--- PROVIDED PASSAGE ---
— BEGIN —
Multiple Documents in a Single Payload

This functionality supports documents in the JSON Lines format (.jsonl), which specifies one document per line.

For example:

V1 API

curl 'http://localhost:8983/solr/techproducts/update/json/docs' -H 'Content-type:application/json' -d '
{ "first":"Steve", "last":"Jobs", "grade":1, "subject":"Social Science", "test":"term1", "marks":90}
{ "first":"Steve", "last":"Woz", "grade":1, "subject":"Political Science", "test":"term1", "marks":86}'

V2 API User-Managed / Single-Node Solr

curl 'http://localhost:8983/api/collections/techproducts/update/json' -H 'Content-type:application/json' -d '
{ "first":"Steve", "last":"Jobs", "grade":1, "subject":"Social Science", "test":"term1", "marks":90}
{ "first":"Steve", "last":"Woz", "grade":1, "subject":"Political Science", "test":"term1", "marks":86}'

V2 API SolrCloud

curl 'http://localhost:8983/api/collections/techproducts/update/json' -H 'Content-type:application/json' -d '
{ "first":"Steve", "last":"Jobs", "grade":1, "subject":"Social Science", "test":"term1", "marks":90}
{ "first":"Steve", "last":"Woz", "grade":1, "subject":"Political Science", "test":"term1", "marks":86}'

Or even an array of documents, as in this example:

V1 API

curl 'http://localhost:8983/solr/techproducts/update/json/docs' -H 'Content-type:application/json' -d '[
{"first":"Steve", "last":"Jobs", "grade":1, "subject":"Computer Science", "test":"term1", "marks":90},
{"first":"Steve", "last":"Woz", "grade":1, "subject":"Calculus", "test":"term1", "marks":86}]'

V2 API User-Managed / Single-Node Solr

curl 'http://localhost:8983/api/cores/techproducts/update/json' -H 'Content-type:application/json' -d '[
{"first":"Steve", "last":"Jobs", "grade":1, "subject":"Computer Science", "test":"term1", "marks":90},
{"first":"Steve", "last":"Woz", "grade":1, "subject":"Calculus", "test":"term1", "marks":86}]'

V2 API SolrCloud

curl 'http://localhost:8983/api/collections/techproducts/update/json' -H 'Content-type:application/json' -d '[
{"first":"Steve", "last":"Jobs", "grade":1, "subject":"Computer Science", "test":"term1", "marks":90},
{"first":"Steve", "last":"Woz", "grade":1, "subject":"Calculus", "test":"term1", "marks":86}]'

Tips for Custom JSON Indexing

Schemaless mode: This handles field creation automatically. The field guessing may not be exactly as you expect, but it works. The best thing to do is to setup a local server in schemaless mode, index a few sample docs and create those fields in your real setup with proper field types before indexing
Pre-created Schema: Post your docs to the /update/json/docs endpoint with echo=true. This gives you the list of field names you need to create. Create the fields before you actually index
No schema, only full-text search: All you need to do is to do full-text search on your JSON. Set the configuration as given in the Setting JSON Defaults section.
— END —
--- DESCRIPTION OF THE TASK ---
Reproduce the part of the Solr JSON indexing excerpt between "Tips for Custom" and "JSON Defaults section.", inclusive.

--- DATASET CONTENT ---
— BEGIN —
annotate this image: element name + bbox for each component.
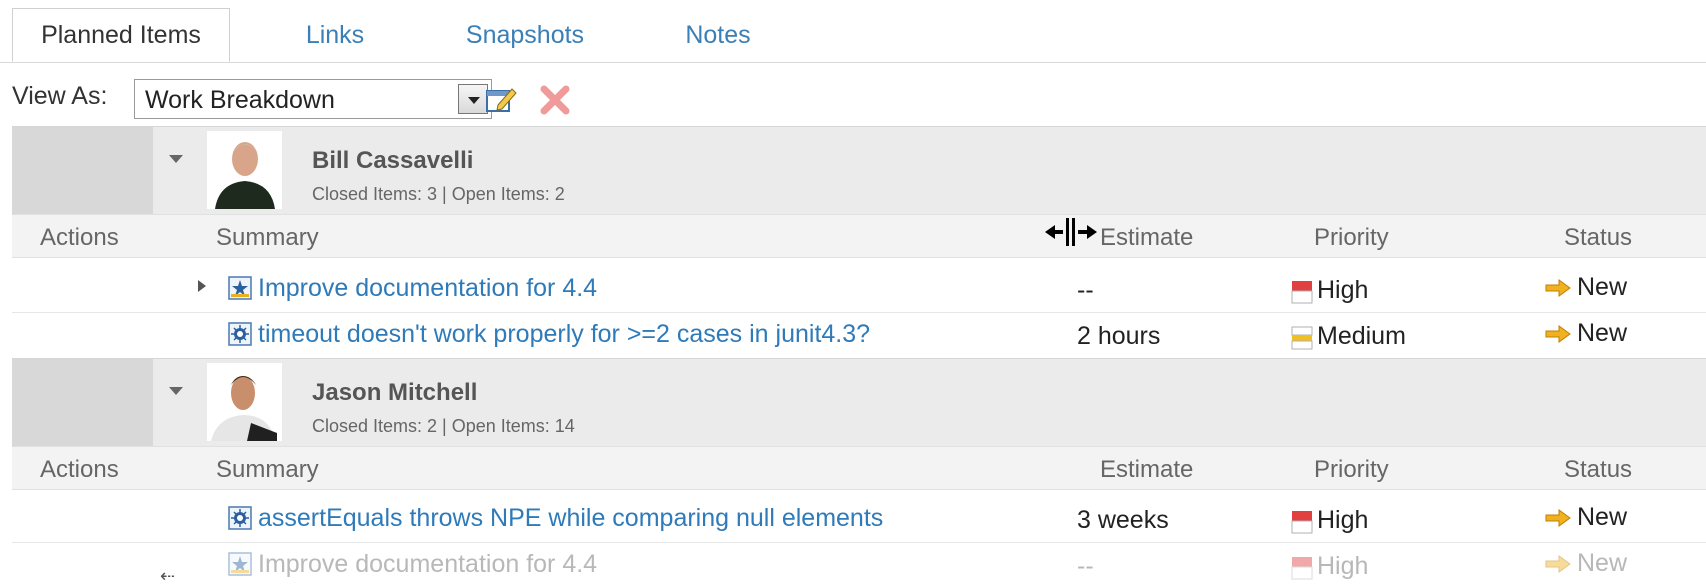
— END —
--- WORKED SOLUTION ---
Tips for Custom JSON Indexing

Schemaless mode: This handles field creation automatically. The field guessing may not be exactly as you expect, but it works. The best thing to do is to setup a local server in schemaless mode, index a few sample docs and create those fields in your real setup with proper field types before indexing
Pre-created Schema: Post your docs to the /update/json/docs endpoint with echo=true. This gives you the list of field names you need to create. Create the fields before you actually index
No schema, only full-text search: All you need to do is to do full-text search on your JSON. Set the configuration as given in the Setting JSON Defaults section.